[Written exercise] Pick out the lines below that include the string "经荥阳市公开招聘幼儿教师工作领导小组研究同意".
* * * *
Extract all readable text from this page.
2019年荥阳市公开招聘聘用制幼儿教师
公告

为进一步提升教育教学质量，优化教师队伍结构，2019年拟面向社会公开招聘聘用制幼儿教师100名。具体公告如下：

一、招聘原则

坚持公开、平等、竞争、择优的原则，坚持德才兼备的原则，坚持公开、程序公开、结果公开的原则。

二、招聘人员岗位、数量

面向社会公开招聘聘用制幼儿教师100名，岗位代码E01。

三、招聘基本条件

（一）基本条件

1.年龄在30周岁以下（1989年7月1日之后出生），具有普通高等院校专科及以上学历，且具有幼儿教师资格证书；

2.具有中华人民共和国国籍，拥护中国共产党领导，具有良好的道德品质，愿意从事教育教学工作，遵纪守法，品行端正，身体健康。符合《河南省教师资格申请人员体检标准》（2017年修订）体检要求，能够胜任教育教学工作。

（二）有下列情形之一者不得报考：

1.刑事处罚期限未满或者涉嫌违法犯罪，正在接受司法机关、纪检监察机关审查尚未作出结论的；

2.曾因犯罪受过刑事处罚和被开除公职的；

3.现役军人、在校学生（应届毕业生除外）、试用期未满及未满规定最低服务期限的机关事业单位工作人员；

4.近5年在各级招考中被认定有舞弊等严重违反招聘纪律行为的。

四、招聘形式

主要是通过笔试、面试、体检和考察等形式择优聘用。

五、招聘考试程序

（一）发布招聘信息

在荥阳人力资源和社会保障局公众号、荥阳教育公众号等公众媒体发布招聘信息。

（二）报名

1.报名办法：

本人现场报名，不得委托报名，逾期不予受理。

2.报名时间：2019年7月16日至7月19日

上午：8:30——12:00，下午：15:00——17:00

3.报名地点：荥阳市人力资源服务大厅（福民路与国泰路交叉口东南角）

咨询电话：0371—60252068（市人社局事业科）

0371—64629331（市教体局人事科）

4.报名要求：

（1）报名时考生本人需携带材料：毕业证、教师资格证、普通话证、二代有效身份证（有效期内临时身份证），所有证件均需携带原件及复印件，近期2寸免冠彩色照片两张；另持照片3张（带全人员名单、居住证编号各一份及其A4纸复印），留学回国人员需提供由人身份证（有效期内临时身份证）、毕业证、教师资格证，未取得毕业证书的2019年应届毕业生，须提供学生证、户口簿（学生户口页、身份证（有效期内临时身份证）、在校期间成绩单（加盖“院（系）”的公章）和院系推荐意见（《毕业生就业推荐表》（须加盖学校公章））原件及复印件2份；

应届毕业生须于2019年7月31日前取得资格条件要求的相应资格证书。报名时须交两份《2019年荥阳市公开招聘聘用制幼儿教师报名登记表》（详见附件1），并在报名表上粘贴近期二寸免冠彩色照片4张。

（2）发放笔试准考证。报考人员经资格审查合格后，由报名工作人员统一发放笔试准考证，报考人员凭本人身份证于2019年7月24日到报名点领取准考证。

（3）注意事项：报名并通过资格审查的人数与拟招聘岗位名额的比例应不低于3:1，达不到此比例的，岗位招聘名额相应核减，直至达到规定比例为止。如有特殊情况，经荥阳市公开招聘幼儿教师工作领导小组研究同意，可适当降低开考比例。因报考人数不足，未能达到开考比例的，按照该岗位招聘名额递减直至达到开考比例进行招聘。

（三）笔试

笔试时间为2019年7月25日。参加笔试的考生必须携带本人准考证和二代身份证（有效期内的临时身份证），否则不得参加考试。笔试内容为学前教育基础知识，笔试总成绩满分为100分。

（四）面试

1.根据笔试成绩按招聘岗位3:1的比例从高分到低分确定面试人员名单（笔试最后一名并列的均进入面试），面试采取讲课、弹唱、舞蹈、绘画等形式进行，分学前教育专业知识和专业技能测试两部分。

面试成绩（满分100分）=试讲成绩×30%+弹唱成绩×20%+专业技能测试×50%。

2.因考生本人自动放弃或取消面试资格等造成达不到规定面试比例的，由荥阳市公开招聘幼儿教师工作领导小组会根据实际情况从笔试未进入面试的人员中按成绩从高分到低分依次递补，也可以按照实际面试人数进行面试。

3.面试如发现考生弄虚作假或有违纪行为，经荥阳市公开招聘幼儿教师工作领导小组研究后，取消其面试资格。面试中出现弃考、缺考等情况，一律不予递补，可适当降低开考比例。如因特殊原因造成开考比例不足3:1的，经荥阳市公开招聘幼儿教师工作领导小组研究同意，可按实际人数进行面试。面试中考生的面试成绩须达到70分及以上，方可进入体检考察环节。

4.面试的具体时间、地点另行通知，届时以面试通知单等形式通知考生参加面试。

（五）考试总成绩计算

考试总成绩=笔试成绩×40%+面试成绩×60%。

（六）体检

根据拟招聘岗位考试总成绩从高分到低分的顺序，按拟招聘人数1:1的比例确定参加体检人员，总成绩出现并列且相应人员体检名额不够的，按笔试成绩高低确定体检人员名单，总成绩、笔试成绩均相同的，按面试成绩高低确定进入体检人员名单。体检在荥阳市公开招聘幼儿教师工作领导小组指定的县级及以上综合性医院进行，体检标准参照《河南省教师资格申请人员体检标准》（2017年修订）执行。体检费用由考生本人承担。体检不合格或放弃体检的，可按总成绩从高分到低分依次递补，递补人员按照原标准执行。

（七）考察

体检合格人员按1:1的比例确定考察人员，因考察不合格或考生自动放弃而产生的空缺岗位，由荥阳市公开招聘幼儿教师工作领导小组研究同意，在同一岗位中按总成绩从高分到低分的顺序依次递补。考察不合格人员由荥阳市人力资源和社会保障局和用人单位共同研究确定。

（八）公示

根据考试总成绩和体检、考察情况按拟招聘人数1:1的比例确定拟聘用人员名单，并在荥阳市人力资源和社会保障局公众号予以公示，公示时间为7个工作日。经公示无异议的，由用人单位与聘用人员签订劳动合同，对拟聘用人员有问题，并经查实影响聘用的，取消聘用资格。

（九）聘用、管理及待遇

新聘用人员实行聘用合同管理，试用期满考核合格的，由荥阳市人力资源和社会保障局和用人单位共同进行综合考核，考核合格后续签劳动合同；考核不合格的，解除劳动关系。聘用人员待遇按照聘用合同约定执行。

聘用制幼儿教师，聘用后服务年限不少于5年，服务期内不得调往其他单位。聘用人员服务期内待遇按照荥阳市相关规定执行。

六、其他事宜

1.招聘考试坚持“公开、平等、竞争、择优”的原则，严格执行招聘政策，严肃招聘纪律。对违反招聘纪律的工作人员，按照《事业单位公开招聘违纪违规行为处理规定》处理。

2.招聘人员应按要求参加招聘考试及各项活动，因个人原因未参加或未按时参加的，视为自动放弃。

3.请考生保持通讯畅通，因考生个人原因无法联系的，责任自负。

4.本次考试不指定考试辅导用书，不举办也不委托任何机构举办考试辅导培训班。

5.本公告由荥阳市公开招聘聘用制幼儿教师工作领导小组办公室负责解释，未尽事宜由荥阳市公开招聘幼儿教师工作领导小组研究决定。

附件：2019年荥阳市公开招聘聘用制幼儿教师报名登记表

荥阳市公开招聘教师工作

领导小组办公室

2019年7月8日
* * * *
[Finished exercise]
（3）注意事项：报名并通过资格审查的人数与拟招聘岗位名额的比例应不低于3:1，达不到此比例的，岗位招聘名额相应核减，直至达到规定比例为止。如有特殊情况，经荥阳市公开招聘幼儿教师工作领导小组研究同意，可适当降低开考比例。因报考人数不足，未能达到开考比例的，按照该岗位招聘名额递减直至达到开考比例进行招聘。
3.面试如发现考生弄虚作假或有违纪行为，经荥阳市公开招聘幼儿教师工作领导小组研究后，取消其面试资格。面试中出现弃考、缺考等情况，一律不予递补，可适当降低开考比例。如因特殊原因造成开考比例不足3:1的，经荥阳市公开招聘幼儿教师工作领导小组研究同意，可按实际人数进行面试。面试中考生的面试成绩须达到70分及以上，方可进入体检考察环节。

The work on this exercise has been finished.